WRITTEN INSTRUCTION =>
Identify each line in the records below that contains the word "orange", and copy it.
::: PROVIDED RECORDS :::
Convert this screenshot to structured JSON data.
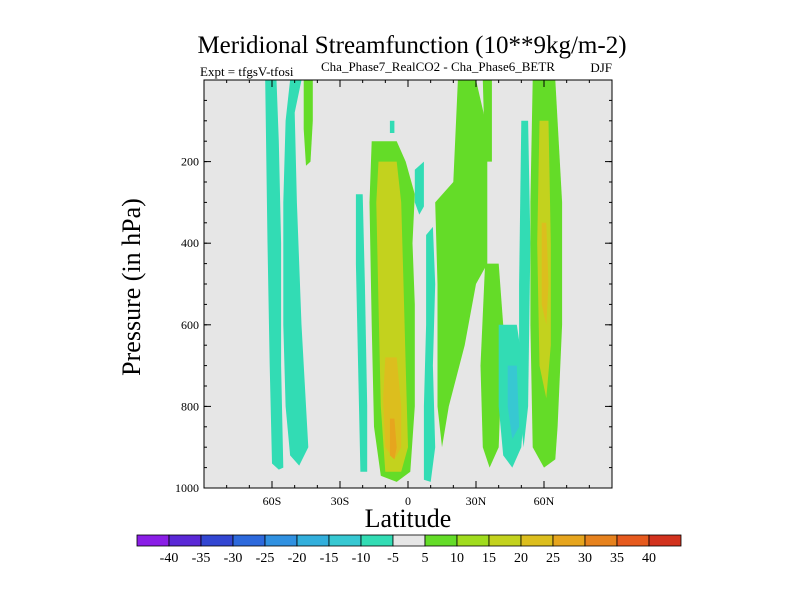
{
  "chart_data": {
    "type": "heatmap",
    "title": "Meridional Streamfunction (10**9kg/m-2)",
    "subtitle_left": "Expt = tfgsV-tfosi",
    "subtitle_center": "Cha_Phase7_RealCO2 - Cha_Phase6_BETR",
    "subtitle_right": "DJF",
    "xlabel": "Latitude",
    "ylabel": "Pressure (in hPa)",
    "xlim": [
      -90,
      90
    ],
    "ylim": [
      1000,
      0
    ],
    "x_ticks": [
      {
        "value": -60,
        "label": "60S"
      },
      {
        "value": -30,
        "label": "30S"
      },
      {
        "value": 0,
        "label": "0"
      },
      {
        "value": 30,
        "label": "30N"
      },
      {
        "value": 60,
        "label": "60N"
      }
    ],
    "y_ticks": [
      {
        "value": 200,
        "label": "200"
      },
      {
        "value": 400,
        "label": "400"
      },
      {
        "value": 600,
        "label": "600"
      },
      {
        "value": 800,
        "label": "800"
      },
      {
        "value": 1000,
        "label": "1000"
      }
    ],
    "background_color": "#e6e6e6",
    "colorbar": {
      "levels": [
        -40,
        -35,
        -30,
        -25,
        -20,
        -15,
        -10,
        -5,
        5,
        10,
        15,
        20,
        25,
        30,
        35,
        40
      ],
      "labels": [
        "-40",
        "-35",
        "-30",
        "-25",
        "-20",
        "-15",
        "-10",
        "-5",
        "5",
        "10",
        "15",
        "20",
        "25",
        "30",
        "35",
        "40"
      ],
      "colors": [
        "#8a1ee6",
        "#5a28d6",
        "#3246d2",
        "#2d69dc",
        "#3091e1",
        "#32afdc",
        "#37c8d2",
        "#32dcb4",
        "#e6e6e6",
        "#64dc28",
        "#a0dc1e",
        "#c3d21e",
        "#dcbe1e",
        "#e6a51e",
        "#e6821e",
        "#e65a1e",
        "#d2321e"
      ]
    },
    "regions": [
      {
        "name": "teal-band-60S",
        "value": -7,
        "points": [
          [
            -63,
            0
          ],
          [
            -58,
            0
          ],
          [
            -57,
            150
          ],
          [
            -56,
            400
          ],
          [
            -56,
            700
          ],
          [
            -55,
            950
          ],
          [
            -57,
            955
          ],
          [
            -60,
            940
          ],
          [
            -61,
            700
          ],
          [
            -62,
            400
          ]
        ]
      },
      {
        "name": "teal-south-broad",
        "value": -7,
        "points": [
          [
            -52,
            0
          ],
          [
            -47,
            0
          ],
          [
            -50,
            80
          ],
          [
            -49,
            300
          ],
          [
            -47,
            600
          ],
          [
            -44,
            900
          ],
          [
            -48,
            945
          ],
          [
            -52,
            920
          ],
          [
            -54,
            800
          ],
          [
            -55,
            600
          ],
          [
            -55,
            300
          ],
          [
            -54,
            100
          ]
        ]
      },
      {
        "name": "green-upper-50S",
        "value": 7,
        "points": [
          [
            -46,
            0
          ],
          [
            -42,
            0
          ],
          [
            -42,
            100
          ],
          [
            -43,
            200
          ],
          [
            -45,
            210
          ],
          [
            -46,
            120
          ]
        ]
      },
      {
        "name": "teal-band-20S",
        "value": -7,
        "points": [
          [
            -23,
            280
          ],
          [
            -20,
            280
          ],
          [
            -19,
            500
          ],
          [
            -18,
            800
          ],
          [
            -18,
            960
          ],
          [
            -21,
            960
          ],
          [
            -22,
            700
          ],
          [
            -23,
            450
          ]
        ]
      },
      {
        "name": "green-equatorial",
        "value": 8,
        "points": [
          [
            -16,
            150
          ],
          [
            -5,
            150
          ],
          [
            -1,
            200
          ],
          [
            3,
            280
          ],
          [
            2,
            400
          ],
          [
            3,
            550
          ],
          [
            3,
            800
          ],
          [
            1,
            960
          ],
          [
            -5,
            985
          ],
          [
            -12,
            970
          ],
          [
            -15,
            850
          ],
          [
            -16,
            600
          ],
          [
            -17,
            300
          ]
        ]
      },
      {
        "name": "yellow-equatorial",
        "value": 17,
        "points": [
          [
            -13,
            200
          ],
          [
            -5,
            200
          ],
          [
            -3,
            300
          ],
          [
            -2,
            500
          ],
          [
            -1,
            700
          ],
          [
            0,
            900
          ],
          [
            -3,
            960
          ],
          [
            -10,
            960
          ],
          [
            -12,
            800
          ],
          [
            -13,
            550
          ],
          [
            -14,
            300
          ]
        ]
      },
      {
        "name": "orange-equatorial",
        "value": 23,
        "points": [
          [
            -10,
            680
          ],
          [
            -5,
            680
          ],
          [
            -3,
            800
          ],
          [
            -3,
            900
          ],
          [
            -6,
            930
          ],
          [
            -10,
            900
          ],
          [
            -11,
            780
          ]
        ]
      },
      {
        "name": "core-equatorial",
        "value": 28,
        "points": [
          [
            -8,
            830
          ],
          [
            -6,
            830
          ],
          [
            -5,
            900
          ],
          [
            -6,
            930
          ],
          [
            -8,
            920
          ]
        ]
      },
      {
        "name": "teal-small-0",
        "value": -7,
        "points": [
          [
            -8,
            100
          ],
          [
            -6,
            100
          ],
          [
            -6,
            130
          ],
          [
            -8,
            130
          ]
        ]
      },
      {
        "name": "teal-5N",
        "value": -7,
        "points": [
          [
            3,
            220
          ],
          [
            7,
            200
          ],
          [
            7,
            310
          ],
          [
            5,
            330
          ],
          [
            3,
            300
          ]
        ]
      },
      {
        "name": "teal-10N",
        "value": -7,
        "points": [
          [
            8,
            380
          ],
          [
            11,
            360
          ],
          [
            12,
            500
          ],
          [
            11,
            700
          ],
          [
            12,
            900
          ],
          [
            10,
            985
          ],
          [
            7,
            980
          ],
          [
            7,
            800
          ],
          [
            8,
            600
          ]
        ]
      },
      {
        "name": "green-20N-main",
        "value": 8,
        "points": [
          [
            12,
            300
          ],
          [
            20,
            250
          ],
          [
            22,
            0
          ],
          [
            30,
            0
          ],
          [
            35,
            120
          ],
          [
            35,
            450
          ],
          [
            30,
            500
          ],
          [
            25,
            650
          ],
          [
            18,
            800
          ],
          [
            15,
            900
          ],
          [
            13,
            800
          ],
          [
            13,
            500
          ]
        ]
      },
      {
        "name": "green-34N",
        "value": 8,
        "points": [
          [
            33,
            0
          ],
          [
            37,
            0
          ],
          [
            37,
            200
          ],
          [
            34,
            200
          ]
        ]
      },
      {
        "name": "green-35N-lower",
        "value": 8,
        "points": [
          [
            34,
            450
          ],
          [
            40,
            450
          ],
          [
            42,
            600
          ],
          [
            40,
            900
          ],
          [
            36,
            950
          ],
          [
            33,
            900
          ],
          [
            32,
            700
          ]
        ]
      },
      {
        "name": "teal-45N",
        "value": -8,
        "points": [
          [
            40,
            600
          ],
          [
            48,
            600
          ],
          [
            52,
            750
          ],
          [
            50,
            900
          ],
          [
            46,
            950
          ],
          [
            42,
            920
          ],
          [
            40,
            800
          ]
        ]
      },
      {
        "name": "teal-45N-core",
        "value": -12,
        "points": [
          [
            44,
            700
          ],
          [
            48,
            700
          ],
          [
            49,
            850
          ],
          [
            46,
            880
          ],
          [
            44,
            800
          ]
        ]
      },
      {
        "name": "teal-50N",
        "value": -7,
        "points": [
          [
            50,
            100
          ],
          [
            53,
            100
          ],
          [
            54,
            400
          ],
          [
            53,
            800
          ],
          [
            51,
            900
          ],
          [
            49,
            800
          ],
          [
            49,
            500
          ]
        ]
      },
      {
        "name": "green-60N-band",
        "value": 8,
        "points": [
          [
            55,
            0
          ],
          [
            65,
            0
          ],
          [
            68,
            300
          ],
          [
            68,
            600
          ],
          [
            66,
            850
          ],
          [
            65,
            930
          ],
          [
            60,
            950
          ],
          [
            55,
            900
          ],
          [
            54,
            600
          ],
          [
            54,
            300
          ]
        ]
      },
      {
        "name": "yellow-60N-band",
        "value": 16,
        "points": [
          [
            58,
            100
          ],
          [
            62,
            100
          ],
          [
            63,
            400
          ],
          [
            63,
            650
          ],
          [
            61,
            780
          ],
          [
            58,
            700
          ],
          [
            57,
            400
          ]
        ]
      },
      {
        "name": "orange-60N-band",
        "value": 20,
        "points": [
          [
            59,
            350
          ],
          [
            61,
            350
          ],
          [
            62,
            500
          ],
          [
            61,
            600
          ],
          [
            59,
            550
          ]
        ]
      }
    ]
  }
}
:::
FINAL RESULT =>
        "name": "orange-equatorial",
        "name": "orange-60N-band",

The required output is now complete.